— TASK PROMPT —
Give back the full listing verbatim, apart from its images.

--------------------------------------------------

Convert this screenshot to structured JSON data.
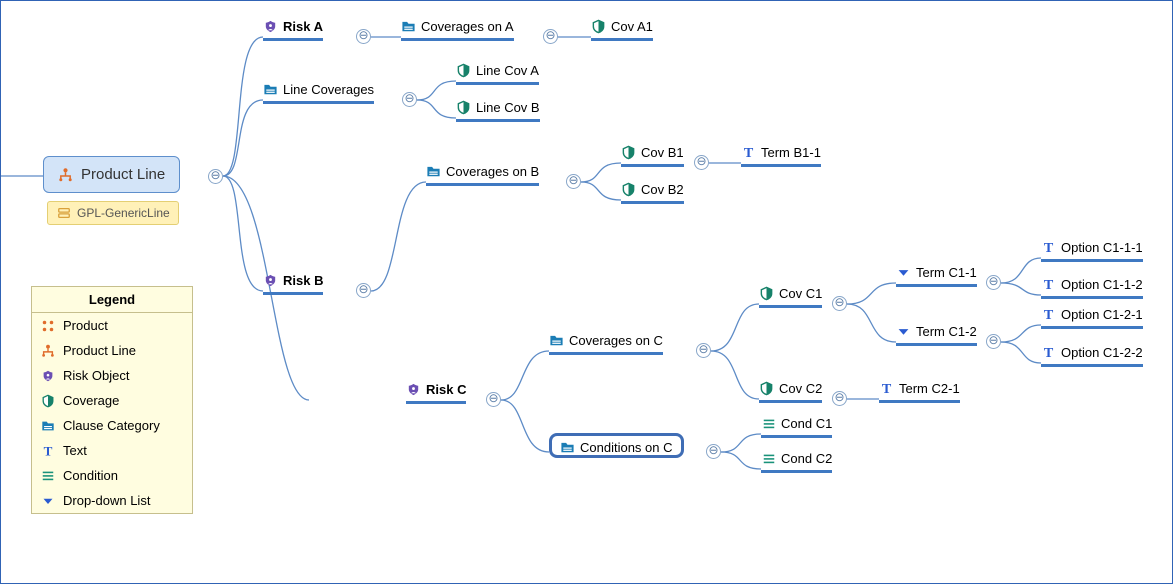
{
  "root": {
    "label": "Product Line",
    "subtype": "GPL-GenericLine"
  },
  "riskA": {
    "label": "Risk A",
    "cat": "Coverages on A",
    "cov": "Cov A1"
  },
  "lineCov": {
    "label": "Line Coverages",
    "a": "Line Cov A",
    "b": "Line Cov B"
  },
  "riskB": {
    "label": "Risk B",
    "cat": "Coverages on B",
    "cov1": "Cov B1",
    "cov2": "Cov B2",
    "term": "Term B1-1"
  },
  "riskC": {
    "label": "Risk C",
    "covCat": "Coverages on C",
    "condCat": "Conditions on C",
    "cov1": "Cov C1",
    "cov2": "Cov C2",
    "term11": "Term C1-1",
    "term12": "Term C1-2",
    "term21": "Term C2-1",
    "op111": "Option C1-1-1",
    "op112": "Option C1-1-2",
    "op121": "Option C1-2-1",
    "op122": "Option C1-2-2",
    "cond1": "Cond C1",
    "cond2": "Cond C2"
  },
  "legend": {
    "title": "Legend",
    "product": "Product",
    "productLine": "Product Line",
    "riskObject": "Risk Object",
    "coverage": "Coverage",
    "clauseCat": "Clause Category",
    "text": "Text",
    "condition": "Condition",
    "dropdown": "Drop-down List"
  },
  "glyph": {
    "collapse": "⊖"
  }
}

--------------------------------------------------

— RIGHT ANSWER —
Convert this screenshot to structured JSON data.
{
  "root": {
    "label": "Product Line",
    "subtype": "GPL-GenericLine"
  },
  "riskA": {
    "label": "Risk A",
    "cat": "Coverages on A",
    "cov": "Cov A1"
  },
  "lineCov": {
    "label": "Line Coverages",
    "a": "Line Cov A",
    "b": "Line Cov B"
  },
  "riskB": {
    "label": "Risk B",
    "cat": "Coverages on B",
    "cov1": "Cov B1",
    "cov2": "Cov B2",
    "term": "Term B1-1"
  },
  "riskC": {
    "label": "Risk C",
    "covCat": "Coverages on C",
    "condCat": "Conditions on C",
    "cov1": "Cov C1",
    "cov2": "Cov C2",
    "term11": "Term C1-1",
    "term12": "Term C1-2",
    "term21": "Term C2-1",
    "op111": "Option C1-1-1",
    "op112": "Option C1-1-2",
    "op121": "Option C1-2-1",
    "op122": "Option C1-2-2",
    "cond1": "Cond C1",
    "cond2": "Cond C2"
  },
  "legend": {
    "title": "Legend",
    "product": "Product",
    "productLine": "Product Line",
    "riskObject": "Risk Object",
    "coverage": "Coverage",
    "clauseCat": "Clause Category",
    "text": "Text",
    "condition": "Condition",
    "dropdown": "Drop-down List"
  },
  "glyph": {
    "collapse": "⊖"
  }
}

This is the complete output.